## start
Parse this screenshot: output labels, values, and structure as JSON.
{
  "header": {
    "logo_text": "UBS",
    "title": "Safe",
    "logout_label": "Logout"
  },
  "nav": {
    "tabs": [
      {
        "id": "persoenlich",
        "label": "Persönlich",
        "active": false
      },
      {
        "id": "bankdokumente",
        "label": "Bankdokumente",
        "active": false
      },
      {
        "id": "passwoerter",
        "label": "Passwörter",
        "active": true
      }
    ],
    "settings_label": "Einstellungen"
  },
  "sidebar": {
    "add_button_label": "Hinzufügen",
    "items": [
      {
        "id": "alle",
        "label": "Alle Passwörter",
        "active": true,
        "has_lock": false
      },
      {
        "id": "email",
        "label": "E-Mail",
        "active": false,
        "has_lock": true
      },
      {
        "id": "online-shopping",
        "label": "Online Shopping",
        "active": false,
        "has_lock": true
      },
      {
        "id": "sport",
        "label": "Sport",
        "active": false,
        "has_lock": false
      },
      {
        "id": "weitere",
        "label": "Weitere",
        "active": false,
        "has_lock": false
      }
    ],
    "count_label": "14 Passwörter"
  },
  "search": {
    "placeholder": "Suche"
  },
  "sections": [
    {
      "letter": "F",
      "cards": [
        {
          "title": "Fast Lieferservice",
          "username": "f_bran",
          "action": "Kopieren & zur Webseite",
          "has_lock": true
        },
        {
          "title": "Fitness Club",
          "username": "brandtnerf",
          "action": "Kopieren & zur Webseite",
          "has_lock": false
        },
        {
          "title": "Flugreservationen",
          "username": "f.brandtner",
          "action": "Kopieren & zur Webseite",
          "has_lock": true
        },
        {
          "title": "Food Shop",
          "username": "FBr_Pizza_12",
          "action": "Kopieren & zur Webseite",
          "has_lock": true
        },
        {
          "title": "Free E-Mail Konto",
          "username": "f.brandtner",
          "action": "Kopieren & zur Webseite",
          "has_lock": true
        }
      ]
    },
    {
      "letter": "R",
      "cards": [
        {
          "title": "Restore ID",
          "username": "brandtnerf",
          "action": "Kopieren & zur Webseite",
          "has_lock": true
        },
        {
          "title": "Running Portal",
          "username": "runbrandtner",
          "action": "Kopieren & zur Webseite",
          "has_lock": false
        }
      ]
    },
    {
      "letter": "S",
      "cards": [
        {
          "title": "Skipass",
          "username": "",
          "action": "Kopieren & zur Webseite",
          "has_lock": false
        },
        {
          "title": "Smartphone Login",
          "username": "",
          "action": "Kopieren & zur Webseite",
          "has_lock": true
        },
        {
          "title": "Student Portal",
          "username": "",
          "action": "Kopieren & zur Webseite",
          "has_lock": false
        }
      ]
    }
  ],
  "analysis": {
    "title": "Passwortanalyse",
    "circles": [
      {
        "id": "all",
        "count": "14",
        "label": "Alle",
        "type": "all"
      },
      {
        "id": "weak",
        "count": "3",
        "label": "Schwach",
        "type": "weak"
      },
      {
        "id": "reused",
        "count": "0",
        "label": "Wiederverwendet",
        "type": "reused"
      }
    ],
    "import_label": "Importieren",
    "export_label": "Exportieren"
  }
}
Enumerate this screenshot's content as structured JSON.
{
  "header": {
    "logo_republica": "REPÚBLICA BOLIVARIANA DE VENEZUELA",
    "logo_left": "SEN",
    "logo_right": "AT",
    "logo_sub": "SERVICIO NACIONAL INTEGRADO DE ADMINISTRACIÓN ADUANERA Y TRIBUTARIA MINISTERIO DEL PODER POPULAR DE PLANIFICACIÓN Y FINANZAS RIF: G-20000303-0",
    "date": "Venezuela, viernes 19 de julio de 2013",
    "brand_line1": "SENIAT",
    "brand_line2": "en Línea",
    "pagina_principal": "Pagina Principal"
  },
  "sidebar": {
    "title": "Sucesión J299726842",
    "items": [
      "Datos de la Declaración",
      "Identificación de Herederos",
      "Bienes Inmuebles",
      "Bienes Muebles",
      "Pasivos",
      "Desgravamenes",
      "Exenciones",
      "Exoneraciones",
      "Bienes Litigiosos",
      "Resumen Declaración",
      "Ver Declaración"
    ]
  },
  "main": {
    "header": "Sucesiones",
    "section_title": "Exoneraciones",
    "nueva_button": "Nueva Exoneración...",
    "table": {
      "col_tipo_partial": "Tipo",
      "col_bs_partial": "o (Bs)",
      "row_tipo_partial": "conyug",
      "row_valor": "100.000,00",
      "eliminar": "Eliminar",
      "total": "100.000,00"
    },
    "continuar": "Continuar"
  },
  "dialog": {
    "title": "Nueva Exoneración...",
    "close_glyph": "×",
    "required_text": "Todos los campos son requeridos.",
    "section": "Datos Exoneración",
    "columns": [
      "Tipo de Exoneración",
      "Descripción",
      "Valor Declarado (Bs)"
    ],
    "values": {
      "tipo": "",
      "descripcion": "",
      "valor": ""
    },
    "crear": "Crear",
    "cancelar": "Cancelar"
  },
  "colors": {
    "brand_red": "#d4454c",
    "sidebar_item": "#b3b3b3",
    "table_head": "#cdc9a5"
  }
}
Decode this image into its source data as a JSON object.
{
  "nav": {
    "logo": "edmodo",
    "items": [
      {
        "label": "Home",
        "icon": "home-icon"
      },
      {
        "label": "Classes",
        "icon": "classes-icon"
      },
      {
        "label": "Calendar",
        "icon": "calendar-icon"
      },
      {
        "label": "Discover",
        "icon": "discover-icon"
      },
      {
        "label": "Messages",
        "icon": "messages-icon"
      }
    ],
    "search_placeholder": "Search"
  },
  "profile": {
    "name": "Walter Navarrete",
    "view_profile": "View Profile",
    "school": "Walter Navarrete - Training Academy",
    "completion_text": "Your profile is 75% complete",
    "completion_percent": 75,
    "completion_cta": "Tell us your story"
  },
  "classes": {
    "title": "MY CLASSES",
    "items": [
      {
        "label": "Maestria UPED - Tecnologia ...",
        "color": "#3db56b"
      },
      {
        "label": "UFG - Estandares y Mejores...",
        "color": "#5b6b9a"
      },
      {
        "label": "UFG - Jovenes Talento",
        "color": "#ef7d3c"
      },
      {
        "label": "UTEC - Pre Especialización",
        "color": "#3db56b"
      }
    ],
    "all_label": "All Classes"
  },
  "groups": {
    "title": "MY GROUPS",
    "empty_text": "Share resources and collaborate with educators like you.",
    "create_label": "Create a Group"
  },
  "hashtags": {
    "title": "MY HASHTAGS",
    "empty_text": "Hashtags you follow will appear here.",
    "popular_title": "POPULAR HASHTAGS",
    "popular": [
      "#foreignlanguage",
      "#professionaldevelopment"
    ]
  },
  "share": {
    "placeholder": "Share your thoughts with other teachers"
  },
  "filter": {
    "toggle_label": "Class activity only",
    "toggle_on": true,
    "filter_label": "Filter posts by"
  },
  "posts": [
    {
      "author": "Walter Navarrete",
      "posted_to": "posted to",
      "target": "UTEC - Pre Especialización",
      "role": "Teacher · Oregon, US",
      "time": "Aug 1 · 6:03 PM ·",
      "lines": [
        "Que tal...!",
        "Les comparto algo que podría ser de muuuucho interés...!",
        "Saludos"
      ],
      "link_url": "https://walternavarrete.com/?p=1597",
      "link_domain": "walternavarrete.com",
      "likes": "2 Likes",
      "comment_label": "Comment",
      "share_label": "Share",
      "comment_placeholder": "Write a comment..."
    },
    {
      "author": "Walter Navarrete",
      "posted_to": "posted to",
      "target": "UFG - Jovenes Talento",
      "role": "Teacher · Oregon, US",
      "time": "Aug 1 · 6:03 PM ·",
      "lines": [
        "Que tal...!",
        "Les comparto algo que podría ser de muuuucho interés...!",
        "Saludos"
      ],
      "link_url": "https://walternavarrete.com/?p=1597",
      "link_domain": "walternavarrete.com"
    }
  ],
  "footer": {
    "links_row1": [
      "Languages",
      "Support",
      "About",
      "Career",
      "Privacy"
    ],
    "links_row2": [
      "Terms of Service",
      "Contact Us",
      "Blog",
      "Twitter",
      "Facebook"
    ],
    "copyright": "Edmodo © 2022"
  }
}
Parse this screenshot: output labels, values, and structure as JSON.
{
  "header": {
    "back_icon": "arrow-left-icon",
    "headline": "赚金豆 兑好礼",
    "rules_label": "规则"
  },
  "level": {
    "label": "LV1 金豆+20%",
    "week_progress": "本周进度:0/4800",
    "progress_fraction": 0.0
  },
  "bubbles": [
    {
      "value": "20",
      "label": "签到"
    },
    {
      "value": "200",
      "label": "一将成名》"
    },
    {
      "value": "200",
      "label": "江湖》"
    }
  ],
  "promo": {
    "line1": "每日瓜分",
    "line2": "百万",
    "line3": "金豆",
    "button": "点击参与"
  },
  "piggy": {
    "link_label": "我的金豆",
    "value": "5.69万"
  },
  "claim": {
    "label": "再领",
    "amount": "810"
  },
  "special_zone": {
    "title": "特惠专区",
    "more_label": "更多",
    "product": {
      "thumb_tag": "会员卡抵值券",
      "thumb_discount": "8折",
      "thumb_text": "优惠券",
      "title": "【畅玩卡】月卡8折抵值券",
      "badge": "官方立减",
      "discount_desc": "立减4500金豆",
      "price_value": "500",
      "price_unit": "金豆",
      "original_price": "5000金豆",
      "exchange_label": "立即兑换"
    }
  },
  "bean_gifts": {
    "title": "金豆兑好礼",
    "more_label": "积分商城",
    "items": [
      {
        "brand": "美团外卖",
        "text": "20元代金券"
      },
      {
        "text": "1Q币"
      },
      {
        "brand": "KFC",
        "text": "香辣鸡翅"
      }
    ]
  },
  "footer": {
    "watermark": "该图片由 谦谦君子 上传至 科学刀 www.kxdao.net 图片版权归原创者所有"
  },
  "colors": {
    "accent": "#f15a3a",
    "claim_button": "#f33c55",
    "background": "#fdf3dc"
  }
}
## end
• [JOB]
Tally the lines of the data that hold the string "Portal". Answer with the number and nothing more.

• [PROBLEM SOLUTION]
2